# Directions:
Keep only the lines of the data below that contain "Offset", and copy them.

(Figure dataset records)
****************************************
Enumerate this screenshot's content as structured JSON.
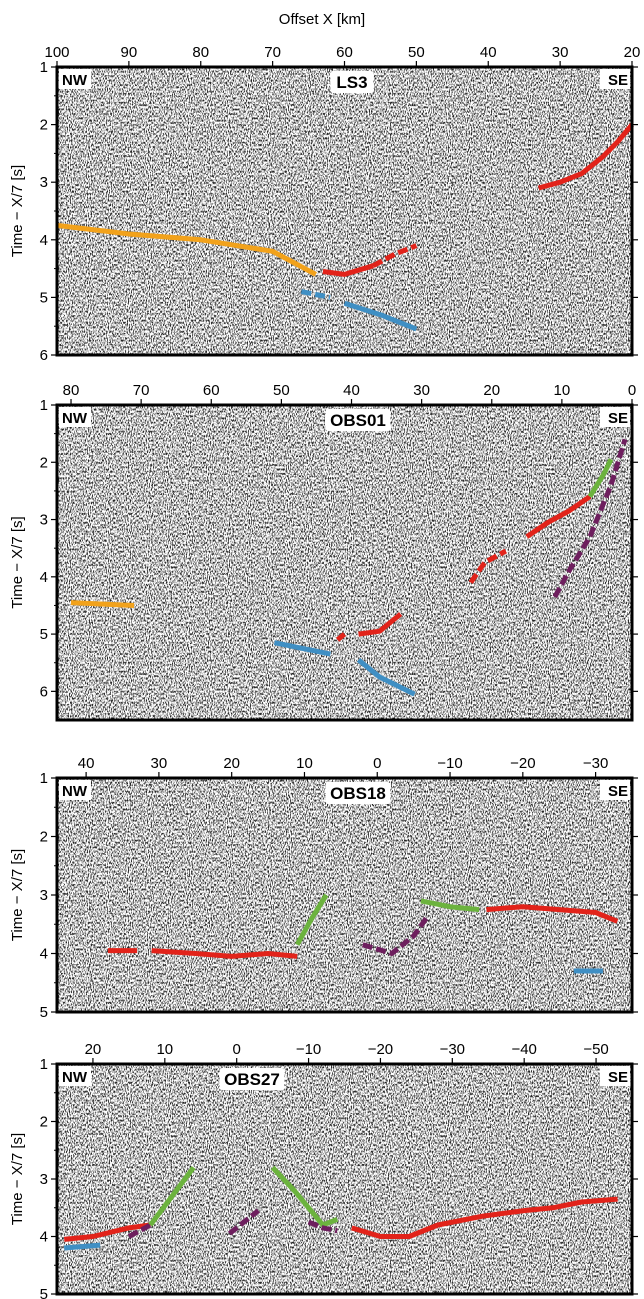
{
  "figure": {
    "x_axis_title": "Offset X [km]",
    "y_axis_title": "Time − X/7 [s]",
    "left_tag": "NW",
    "right_tag": "SE"
  },
  "colors": {
    "red": "#e2231a",
    "orange": "#f2a21b",
    "blue": "#3f8fc4",
    "green": "#6cb33e",
    "purple": "#6e1f5e",
    "frame": "#000000"
  },
  "chart_data": [
    {
      "type": "scatter",
      "title": "LS3",
      "xlabel": "Offset X [km]",
      "ylabel": "Time − X/7 [s]",
      "xlim": [
        100,
        20
      ],
      "ylim": [
        6,
        1
      ],
      "x_ticks": [
        100,
        90,
        80,
        70,
        60,
        50,
        40,
        30,
        20
      ],
      "y_ticks": [
        1,
        2,
        3,
        4,
        5,
        6
      ],
      "series": [
        {
          "color": "orange",
          "style": "solid",
          "points": [
            [
              100,
              3.75
            ],
            [
              90,
              3.9
            ],
            [
              80,
              4.0
            ],
            [
              70,
              4.2
            ],
            [
              64,
              4.6
            ]
          ]
        },
        {
          "color": "red",
          "style": "solid",
          "points": [
            [
              63,
              4.55
            ],
            [
              60,
              4.6
            ],
            [
              56,
              4.45
            ]
          ]
        },
        {
          "color": "red",
          "style": "dashed",
          "points": [
            [
              56,
              4.45
            ],
            [
              53,
              4.25
            ],
            [
              50,
              4.1
            ]
          ]
        },
        {
          "color": "blue",
          "style": "dashed",
          "points": [
            [
              66,
              4.9
            ],
            [
              62,
              5.0
            ]
          ]
        },
        {
          "color": "blue",
          "style": "solid",
          "points": [
            [
              60,
              5.1
            ],
            [
              55,
              5.3
            ],
            [
              50,
              5.55
            ]
          ]
        },
        {
          "color": "red",
          "style": "solid",
          "points": [
            [
              33,
              3.1
            ],
            [
              30,
              3.0
            ],
            [
              27,
              2.85
            ],
            [
              24,
              2.55
            ],
            [
              22,
              2.3
            ],
            [
              20,
              2.0
            ]
          ]
        }
      ]
    },
    {
      "type": "scatter",
      "title": "OBS01",
      "xlabel": "",
      "ylabel": "Time − X/7 [s]",
      "xlim": [
        82,
        0
      ],
      "ylim": [
        6.5,
        1
      ],
      "x_ticks": [
        80,
        70,
        60,
        50,
        40,
        30,
        20,
        10,
        0
      ],
      "y_ticks": [
        1,
        2,
        3,
        4,
        5,
        6
      ],
      "series": [
        {
          "color": "orange",
          "style": "solid",
          "points": [
            [
              80,
              4.45
            ],
            [
              71,
              4.5
            ]
          ]
        },
        {
          "color": "blue",
          "style": "solid",
          "points": [
            [
              51,
              5.15
            ],
            [
              43,
              5.35
            ]
          ]
        },
        {
          "color": "red",
          "style": "dashed",
          "points": [
            [
              42,
              5.1
            ],
            [
              41,
              5.0
            ]
          ]
        },
        {
          "color": "red",
          "style": "solid",
          "points": [
            [
              39,
              5.0
            ],
            [
              36,
              4.95
            ],
            [
              33,
              4.65
            ]
          ]
        },
        {
          "color": "blue",
          "style": "solid",
          "points": [
            [
              39,
              5.45
            ],
            [
              36,
              5.75
            ],
            [
              31,
              6.05
            ]
          ]
        },
        {
          "color": "red",
          "style": "dashed",
          "points": [
            [
              23,
              4.1
            ],
            [
              21,
              3.75
            ],
            [
              18,
              3.55
            ]
          ]
        },
        {
          "color": "red",
          "style": "solid",
          "points": [
            [
              15,
              3.3
            ],
            [
              12,
              3.05
            ],
            [
              9,
              2.85
            ],
            [
              6,
              2.6
            ]
          ]
        },
        {
          "color": "green",
          "style": "solid",
          "points": [
            [
              6,
              2.6
            ],
            [
              4,
              2.2
            ],
            [
              3,
              1.95
            ]
          ]
        },
        {
          "color": "purple",
          "style": "dashed",
          "points": [
            [
              11,
              4.35
            ],
            [
              9,
              3.9
            ],
            [
              6,
              3.3
            ],
            [
              3,
              2.4
            ],
            [
              1,
              1.6
            ]
          ]
        }
      ]
    },
    {
      "type": "scatter",
      "title": "OBS18",
      "xlabel": "",
      "ylabel": "Time − X/7 [s]",
      "xlim": [
        44,
        -35
      ],
      "ylim": [
        5,
        1
      ],
      "x_ticks": [
        40,
        30,
        20,
        10,
        0,
        -10,
        -20,
        -30
      ],
      "y_ticks": [
        1,
        2,
        3,
        4,
        5
      ],
      "series": [
        {
          "color": "red",
          "style": "solid",
          "points": [
            [
              37,
              3.95
            ],
            [
              33,
              3.95
            ]
          ]
        },
        {
          "color": "red",
          "style": "solid",
          "points": [
            [
              31,
              3.95
            ],
            [
              25,
              4.0
            ],
            [
              20,
              4.05
            ],
            [
              15,
              4.0
            ],
            [
              11,
              4.05
            ]
          ]
        },
        {
          "color": "green",
          "style": "solid",
          "points": [
            [
              11,
              3.85
            ],
            [
              9,
              3.4
            ],
            [
              7,
              3.0
            ]
          ]
        },
        {
          "color": "purple",
          "style": "dashed",
          "points": [
            [
              2,
              3.85
            ],
            [
              -2,
              4.0
            ],
            [
              -5,
              3.7
            ],
            [
              -7,
              3.35
            ]
          ]
        },
        {
          "color": "green",
          "style": "solid",
          "points": [
            [
              -6,
              3.1
            ],
            [
              -10,
              3.2
            ],
            [
              -14,
              3.25
            ]
          ]
        },
        {
          "color": "red",
          "style": "solid",
          "points": [
            [
              -15,
              3.25
            ],
            [
              -20,
              3.2
            ],
            [
              -25,
              3.25
            ],
            [
              -30,
              3.3
            ],
            [
              -33,
              3.45
            ]
          ]
        },
        {
          "color": "blue",
          "style": "solid",
          "points": [
            [
              -27,
              4.3
            ],
            [
              -31,
              4.3
            ]
          ]
        }
      ]
    },
    {
      "type": "scatter",
      "title": "OBS27",
      "xlabel": "",
      "ylabel": "Time − X/7 [s]",
      "xlim": [
        25,
        -55
      ],
      "ylim": [
        5,
        1
      ],
      "x_ticks": [
        20,
        10,
        0,
        -10,
        -20,
        -30,
        -40,
        -50
      ],
      "y_ticks": [
        1,
        2,
        3,
        4,
        5
      ],
      "series": [
        {
          "color": "blue",
          "style": "solid",
          "points": [
            [
              24,
              4.2
            ],
            [
              19,
              4.15
            ]
          ]
        },
        {
          "color": "red",
          "style": "solid",
          "points": [
            [
              24,
              4.05
            ],
            [
              20,
              4.0
            ],
            [
              15,
              3.85
            ],
            [
              12,
              3.8
            ]
          ]
        },
        {
          "color": "purple",
          "style": "dashed",
          "points": [
            [
              15,
              4.0
            ],
            [
              12,
              3.8
            ]
          ]
        },
        {
          "color": "green",
          "style": "solid",
          "points": [
            [
              12,
              3.8
            ],
            [
              9,
              3.3
            ],
            [
              6,
              2.8
            ]
          ]
        },
        {
          "color": "purple",
          "style": "dashed",
          "points": [
            [
              1,
              3.95
            ],
            [
              -1,
              3.75
            ],
            [
              -3,
              3.55
            ]
          ]
        },
        {
          "color": "green",
          "style": "solid",
          "points": [
            [
              -5,
              2.8
            ],
            [
              -8,
              3.2
            ],
            [
              -10,
              3.5
            ],
            [
              -12,
              3.8
            ],
            [
              -14,
              3.7
            ]
          ]
        },
        {
          "color": "purple",
          "style": "dashed",
          "points": [
            [
              -10,
              3.75
            ],
            [
              -12,
              3.85
            ],
            [
              -14,
              3.9
            ]
          ]
        },
        {
          "color": "red",
          "style": "solid",
          "points": [
            [
              -16,
              3.85
            ],
            [
              -20,
              4.0
            ],
            [
              -24,
              4.0
            ],
            [
              -28,
              3.8
            ],
            [
              -34,
              3.65
            ],
            [
              -40,
              3.55
            ],
            [
              -44,
              3.5
            ],
            [
              -48,
              3.4
            ],
            [
              -53,
              3.35
            ]
          ]
        }
      ]
    }
  ]
}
****************************************
# Output for this exercise:
    "x_axis_title": "Offset X [km]",
      "xlabel": "Offset X [km]",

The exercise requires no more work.